··· DATA TO PROCESS ···

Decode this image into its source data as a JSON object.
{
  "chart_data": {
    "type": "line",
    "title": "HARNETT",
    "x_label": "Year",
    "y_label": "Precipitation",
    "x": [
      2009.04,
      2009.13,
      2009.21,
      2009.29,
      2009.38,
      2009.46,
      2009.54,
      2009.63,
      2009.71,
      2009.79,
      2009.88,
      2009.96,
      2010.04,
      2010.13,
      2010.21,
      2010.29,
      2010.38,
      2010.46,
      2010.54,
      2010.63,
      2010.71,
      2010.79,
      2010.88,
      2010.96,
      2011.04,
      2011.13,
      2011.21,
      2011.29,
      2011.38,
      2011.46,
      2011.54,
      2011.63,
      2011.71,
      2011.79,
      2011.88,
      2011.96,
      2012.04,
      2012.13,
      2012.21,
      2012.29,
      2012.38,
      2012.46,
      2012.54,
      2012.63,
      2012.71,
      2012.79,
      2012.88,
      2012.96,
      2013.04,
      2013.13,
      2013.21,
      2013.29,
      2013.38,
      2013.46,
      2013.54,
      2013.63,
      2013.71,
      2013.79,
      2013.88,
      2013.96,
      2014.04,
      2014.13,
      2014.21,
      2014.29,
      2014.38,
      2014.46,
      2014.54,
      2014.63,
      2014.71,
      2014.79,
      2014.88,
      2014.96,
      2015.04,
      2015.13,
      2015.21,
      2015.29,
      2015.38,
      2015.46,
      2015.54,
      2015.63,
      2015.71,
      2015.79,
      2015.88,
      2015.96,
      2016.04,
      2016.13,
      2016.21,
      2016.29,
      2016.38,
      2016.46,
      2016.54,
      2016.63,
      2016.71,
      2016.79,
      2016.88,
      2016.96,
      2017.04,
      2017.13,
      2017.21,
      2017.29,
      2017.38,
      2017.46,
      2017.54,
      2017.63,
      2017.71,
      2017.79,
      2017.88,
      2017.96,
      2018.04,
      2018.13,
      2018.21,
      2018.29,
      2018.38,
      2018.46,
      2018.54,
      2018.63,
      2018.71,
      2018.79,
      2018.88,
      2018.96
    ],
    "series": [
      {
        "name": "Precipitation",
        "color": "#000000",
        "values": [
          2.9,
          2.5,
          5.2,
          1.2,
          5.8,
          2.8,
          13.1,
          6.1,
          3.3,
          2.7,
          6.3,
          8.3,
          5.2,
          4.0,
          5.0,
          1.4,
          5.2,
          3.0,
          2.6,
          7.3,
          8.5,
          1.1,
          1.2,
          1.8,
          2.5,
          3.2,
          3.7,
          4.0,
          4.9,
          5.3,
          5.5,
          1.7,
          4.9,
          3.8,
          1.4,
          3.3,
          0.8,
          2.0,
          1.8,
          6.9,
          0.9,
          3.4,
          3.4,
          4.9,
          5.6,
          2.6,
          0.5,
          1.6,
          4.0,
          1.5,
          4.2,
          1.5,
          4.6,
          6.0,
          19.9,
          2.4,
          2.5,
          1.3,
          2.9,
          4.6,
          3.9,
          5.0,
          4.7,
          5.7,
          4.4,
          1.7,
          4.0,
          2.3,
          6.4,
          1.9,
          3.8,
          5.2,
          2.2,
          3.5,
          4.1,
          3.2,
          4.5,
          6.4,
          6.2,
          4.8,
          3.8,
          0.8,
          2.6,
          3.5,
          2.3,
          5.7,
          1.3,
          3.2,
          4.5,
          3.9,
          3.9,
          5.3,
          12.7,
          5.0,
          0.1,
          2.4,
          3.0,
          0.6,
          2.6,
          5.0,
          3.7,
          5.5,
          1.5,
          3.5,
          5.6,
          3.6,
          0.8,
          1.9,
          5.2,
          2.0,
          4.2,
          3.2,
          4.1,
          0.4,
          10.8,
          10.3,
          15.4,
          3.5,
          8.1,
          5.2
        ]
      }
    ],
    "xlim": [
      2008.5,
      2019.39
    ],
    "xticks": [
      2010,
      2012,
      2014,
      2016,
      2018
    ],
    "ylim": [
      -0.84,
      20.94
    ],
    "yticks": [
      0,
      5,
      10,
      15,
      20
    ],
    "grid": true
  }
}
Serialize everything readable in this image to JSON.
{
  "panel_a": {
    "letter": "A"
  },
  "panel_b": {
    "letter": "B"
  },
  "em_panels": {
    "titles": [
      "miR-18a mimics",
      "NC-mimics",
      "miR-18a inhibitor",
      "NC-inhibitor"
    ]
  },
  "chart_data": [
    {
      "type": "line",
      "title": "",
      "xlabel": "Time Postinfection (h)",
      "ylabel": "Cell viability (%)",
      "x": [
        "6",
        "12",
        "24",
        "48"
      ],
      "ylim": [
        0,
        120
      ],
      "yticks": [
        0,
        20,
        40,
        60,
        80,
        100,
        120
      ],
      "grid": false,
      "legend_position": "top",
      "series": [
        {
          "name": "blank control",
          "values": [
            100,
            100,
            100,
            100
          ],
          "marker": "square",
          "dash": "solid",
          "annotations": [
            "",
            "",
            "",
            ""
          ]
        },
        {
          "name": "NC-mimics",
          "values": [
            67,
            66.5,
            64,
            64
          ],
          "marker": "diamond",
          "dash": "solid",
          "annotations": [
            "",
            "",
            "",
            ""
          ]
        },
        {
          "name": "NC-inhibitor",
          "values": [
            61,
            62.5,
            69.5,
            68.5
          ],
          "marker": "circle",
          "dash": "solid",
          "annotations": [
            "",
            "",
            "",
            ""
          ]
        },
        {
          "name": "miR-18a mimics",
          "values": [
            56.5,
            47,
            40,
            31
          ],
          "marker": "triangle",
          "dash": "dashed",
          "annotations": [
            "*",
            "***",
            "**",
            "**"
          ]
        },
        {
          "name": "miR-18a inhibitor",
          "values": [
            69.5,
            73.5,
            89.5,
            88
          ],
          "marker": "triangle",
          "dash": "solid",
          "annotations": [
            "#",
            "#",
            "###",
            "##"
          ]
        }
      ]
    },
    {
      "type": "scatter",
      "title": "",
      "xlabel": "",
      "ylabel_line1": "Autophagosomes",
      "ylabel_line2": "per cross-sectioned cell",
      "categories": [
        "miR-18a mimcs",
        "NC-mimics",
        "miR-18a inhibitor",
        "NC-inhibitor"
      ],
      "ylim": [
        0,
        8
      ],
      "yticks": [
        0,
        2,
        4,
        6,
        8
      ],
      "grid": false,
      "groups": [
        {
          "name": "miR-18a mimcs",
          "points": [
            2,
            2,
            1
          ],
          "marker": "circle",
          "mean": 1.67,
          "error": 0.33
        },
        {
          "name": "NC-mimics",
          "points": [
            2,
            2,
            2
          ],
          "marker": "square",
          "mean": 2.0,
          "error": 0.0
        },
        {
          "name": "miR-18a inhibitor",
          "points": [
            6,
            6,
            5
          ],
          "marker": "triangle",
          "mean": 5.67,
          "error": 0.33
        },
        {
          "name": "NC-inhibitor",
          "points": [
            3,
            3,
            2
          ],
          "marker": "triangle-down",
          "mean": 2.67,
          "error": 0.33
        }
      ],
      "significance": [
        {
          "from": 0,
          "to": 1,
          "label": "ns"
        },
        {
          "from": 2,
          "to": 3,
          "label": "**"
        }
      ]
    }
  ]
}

···

- WRITTEN INSTRUCTION: Pull out each line of the records holding the string "Precipitation".

- RESPONSE BELOW:
    "y_label": "Precipitation",
        "name": "Precipitation",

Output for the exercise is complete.